Stated goal
Determine how many lines include the word "víctimas", then give that number and nothing more.

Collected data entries
- - -

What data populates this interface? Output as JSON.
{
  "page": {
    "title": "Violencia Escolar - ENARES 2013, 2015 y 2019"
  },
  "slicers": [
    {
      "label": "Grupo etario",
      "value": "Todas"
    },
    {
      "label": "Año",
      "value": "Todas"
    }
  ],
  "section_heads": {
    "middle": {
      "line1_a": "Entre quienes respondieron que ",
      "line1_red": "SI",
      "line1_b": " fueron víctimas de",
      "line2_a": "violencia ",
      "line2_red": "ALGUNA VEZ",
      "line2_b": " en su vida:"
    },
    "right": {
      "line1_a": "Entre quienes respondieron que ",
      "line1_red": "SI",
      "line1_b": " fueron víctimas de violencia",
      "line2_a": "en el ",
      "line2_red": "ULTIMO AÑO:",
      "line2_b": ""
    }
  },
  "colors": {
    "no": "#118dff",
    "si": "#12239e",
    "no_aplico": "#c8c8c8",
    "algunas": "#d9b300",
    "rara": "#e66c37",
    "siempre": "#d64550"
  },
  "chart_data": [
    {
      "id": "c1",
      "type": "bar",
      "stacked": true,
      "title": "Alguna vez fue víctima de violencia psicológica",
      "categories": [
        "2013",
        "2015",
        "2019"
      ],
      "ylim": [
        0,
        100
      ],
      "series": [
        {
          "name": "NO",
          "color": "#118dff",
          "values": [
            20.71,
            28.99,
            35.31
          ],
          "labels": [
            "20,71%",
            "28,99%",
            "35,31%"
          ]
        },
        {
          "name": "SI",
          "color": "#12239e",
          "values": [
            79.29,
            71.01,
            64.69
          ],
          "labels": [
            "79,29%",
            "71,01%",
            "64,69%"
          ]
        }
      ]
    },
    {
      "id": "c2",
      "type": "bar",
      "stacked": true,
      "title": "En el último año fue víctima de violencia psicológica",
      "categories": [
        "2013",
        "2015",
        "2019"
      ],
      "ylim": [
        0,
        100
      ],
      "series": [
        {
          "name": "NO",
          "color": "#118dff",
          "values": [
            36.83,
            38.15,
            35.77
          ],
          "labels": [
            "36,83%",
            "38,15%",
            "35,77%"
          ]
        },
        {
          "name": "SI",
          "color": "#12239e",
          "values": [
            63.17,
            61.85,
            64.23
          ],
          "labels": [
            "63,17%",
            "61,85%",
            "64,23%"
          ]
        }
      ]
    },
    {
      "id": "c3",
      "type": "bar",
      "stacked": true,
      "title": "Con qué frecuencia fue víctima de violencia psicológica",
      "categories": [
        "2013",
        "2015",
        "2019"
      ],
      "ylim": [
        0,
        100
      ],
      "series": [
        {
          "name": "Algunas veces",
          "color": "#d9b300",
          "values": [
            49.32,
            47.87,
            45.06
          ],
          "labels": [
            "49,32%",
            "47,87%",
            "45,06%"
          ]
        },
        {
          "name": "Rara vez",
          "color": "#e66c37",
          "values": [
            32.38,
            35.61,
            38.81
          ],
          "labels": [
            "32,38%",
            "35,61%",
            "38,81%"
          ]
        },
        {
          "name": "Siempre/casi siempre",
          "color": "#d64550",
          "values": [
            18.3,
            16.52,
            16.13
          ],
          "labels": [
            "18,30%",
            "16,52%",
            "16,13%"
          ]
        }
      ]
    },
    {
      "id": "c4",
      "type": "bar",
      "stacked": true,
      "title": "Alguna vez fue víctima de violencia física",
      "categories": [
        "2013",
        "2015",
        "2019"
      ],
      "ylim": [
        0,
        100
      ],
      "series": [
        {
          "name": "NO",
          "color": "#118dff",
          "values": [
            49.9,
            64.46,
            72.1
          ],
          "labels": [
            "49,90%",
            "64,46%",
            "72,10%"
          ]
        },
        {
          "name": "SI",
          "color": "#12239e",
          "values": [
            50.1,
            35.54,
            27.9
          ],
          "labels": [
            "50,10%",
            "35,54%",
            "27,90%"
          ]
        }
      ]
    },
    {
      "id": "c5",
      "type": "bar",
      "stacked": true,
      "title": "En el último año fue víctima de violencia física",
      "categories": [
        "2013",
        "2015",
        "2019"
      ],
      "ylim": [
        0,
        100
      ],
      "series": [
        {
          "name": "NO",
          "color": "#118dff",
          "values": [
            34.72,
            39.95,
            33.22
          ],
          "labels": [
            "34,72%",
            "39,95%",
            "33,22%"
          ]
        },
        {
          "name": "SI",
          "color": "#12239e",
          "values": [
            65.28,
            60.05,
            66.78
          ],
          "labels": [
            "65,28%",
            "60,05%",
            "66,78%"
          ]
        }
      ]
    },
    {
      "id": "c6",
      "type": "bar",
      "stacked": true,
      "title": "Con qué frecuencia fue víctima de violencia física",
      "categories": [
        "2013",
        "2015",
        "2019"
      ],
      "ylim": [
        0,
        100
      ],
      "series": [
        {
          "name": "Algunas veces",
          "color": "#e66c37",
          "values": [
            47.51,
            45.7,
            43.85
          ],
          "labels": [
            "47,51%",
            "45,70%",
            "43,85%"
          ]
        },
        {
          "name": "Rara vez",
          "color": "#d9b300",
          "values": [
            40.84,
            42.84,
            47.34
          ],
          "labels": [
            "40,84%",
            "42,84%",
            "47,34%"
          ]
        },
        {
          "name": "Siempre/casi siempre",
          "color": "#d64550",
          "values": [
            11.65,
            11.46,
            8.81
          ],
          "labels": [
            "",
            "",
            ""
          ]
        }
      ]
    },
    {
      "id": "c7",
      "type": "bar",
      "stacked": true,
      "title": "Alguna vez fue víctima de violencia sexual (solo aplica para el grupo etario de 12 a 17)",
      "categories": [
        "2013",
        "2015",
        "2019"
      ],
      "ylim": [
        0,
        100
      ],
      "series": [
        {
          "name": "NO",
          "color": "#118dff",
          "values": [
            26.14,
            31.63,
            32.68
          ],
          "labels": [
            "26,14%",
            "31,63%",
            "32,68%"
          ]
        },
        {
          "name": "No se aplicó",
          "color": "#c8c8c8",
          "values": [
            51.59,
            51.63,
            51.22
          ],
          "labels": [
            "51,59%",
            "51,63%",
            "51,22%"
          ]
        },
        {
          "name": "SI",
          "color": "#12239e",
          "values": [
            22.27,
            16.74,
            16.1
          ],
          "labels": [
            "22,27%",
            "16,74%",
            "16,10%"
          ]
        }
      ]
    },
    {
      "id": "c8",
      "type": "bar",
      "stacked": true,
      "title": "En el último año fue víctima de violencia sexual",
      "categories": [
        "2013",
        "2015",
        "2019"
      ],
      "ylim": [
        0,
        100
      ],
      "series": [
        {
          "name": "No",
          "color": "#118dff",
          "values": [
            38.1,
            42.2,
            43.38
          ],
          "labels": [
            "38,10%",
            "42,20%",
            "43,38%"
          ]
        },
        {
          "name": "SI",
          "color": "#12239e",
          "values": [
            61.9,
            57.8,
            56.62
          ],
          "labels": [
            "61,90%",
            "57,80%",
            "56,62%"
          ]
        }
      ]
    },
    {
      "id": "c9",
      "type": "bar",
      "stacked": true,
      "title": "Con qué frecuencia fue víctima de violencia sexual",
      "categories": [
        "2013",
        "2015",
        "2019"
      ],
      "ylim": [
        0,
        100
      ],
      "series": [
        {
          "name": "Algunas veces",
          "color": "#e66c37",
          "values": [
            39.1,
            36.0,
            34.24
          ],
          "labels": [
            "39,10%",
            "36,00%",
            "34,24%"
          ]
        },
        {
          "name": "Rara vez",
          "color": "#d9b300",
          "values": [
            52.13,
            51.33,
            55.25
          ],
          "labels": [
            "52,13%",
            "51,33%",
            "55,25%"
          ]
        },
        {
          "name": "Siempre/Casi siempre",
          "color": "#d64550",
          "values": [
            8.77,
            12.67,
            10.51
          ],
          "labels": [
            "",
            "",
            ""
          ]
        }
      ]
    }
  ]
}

- - -

Exercise result
2